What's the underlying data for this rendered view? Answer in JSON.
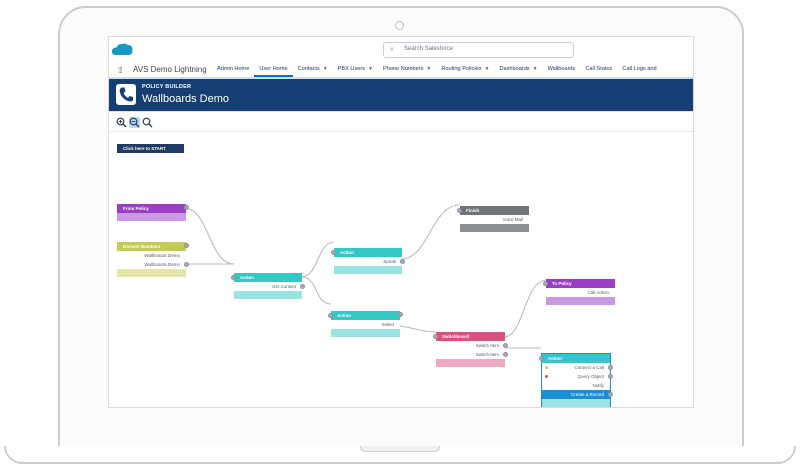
{
  "search": {
    "placeholder": "Search Salesforce"
  },
  "app": {
    "name": "AVS Demo Lightning"
  },
  "nav": {
    "items": [
      {
        "label": "Admin Home",
        "dropdown": false,
        "active": false
      },
      {
        "label": "User Home",
        "dropdown": false,
        "active": true
      },
      {
        "label": "Contacts",
        "dropdown": true,
        "active": false
      },
      {
        "label": "PBX Users",
        "dropdown": true,
        "active": false
      },
      {
        "label": "Phone Numbers",
        "dropdown": true,
        "active": false
      },
      {
        "label": "Routing Policies",
        "dropdown": true,
        "active": false
      },
      {
        "label": "Dashboards",
        "dropdown": true,
        "active": false
      },
      {
        "label": "Wallboards",
        "dropdown": false,
        "active": false
      },
      {
        "label": "Call Status",
        "dropdown": false,
        "active": false
      },
      {
        "label": "Call Logs and",
        "dropdown": false,
        "active": false
      }
    ]
  },
  "header": {
    "eyebrow": "POLICY BUILDER",
    "title": "Wallboards Demo"
  },
  "toolbar": {
    "zoom_in": "⊕",
    "zoom_reset": "⊖",
    "zoom_search": "🔍"
  },
  "start_button": "Click here to START",
  "nodes": {
    "from_policy": {
      "title": "From Policy",
      "color": "#9a3fc4",
      "foot": "#cb98e4"
    },
    "domain_numbers": {
      "title": "Domain Numbers",
      "color": "#c2cb52",
      "rows": [
        "Wallboards Demo",
        "Wallboards Demo"
      ],
      "foot": "#e3e8a8"
    },
    "action1": {
      "title": "Action",
      "color": "#33c8c4",
      "rows": [
        "Get Contact"
      ],
      "foot": "#99e4e2"
    },
    "action2": {
      "title": "Action",
      "color": "#33c8c4",
      "rows": [
        "Speak"
      ],
      "foot": "#99e4e2"
    },
    "finish": {
      "title": "Finish",
      "color": "#6f7277",
      "rows": [
        "Voice Mail"
      ],
      "foot": "#8b8e92"
    },
    "action3": {
      "title": "Action",
      "color": "#33c8c4",
      "rows": [
        "Select"
      ],
      "foot": "#99e4e2"
    },
    "to_policy": {
      "title": "To Policy",
      "color": "#9a3fc4",
      "rows": [
        "Call Admin"
      ],
      "foot": "#cb98e4"
    },
    "switchboard": {
      "title": "Switchboard",
      "color": "#d9517c",
      "rows": [
        "Switch Item",
        "Switch Item"
      ],
      "foot": "#eea9c0"
    },
    "action4": {
      "title": "Action",
      "color": "#33c8c4",
      "rows": [
        "Connect a Call",
        "Query Object",
        "Notify"
      ],
      "highlight": "Create a Record",
      "foot": "#99e4e2"
    }
  }
}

§ **Exercise aim**: Using the listing, copy every line where the word "Wallboards" shows up.

§ **Correct response**:
        "label": "Wallboards",
    "title": "Wallboards Demo"
        "Wallboards Demo",
        "Wallboards Demo"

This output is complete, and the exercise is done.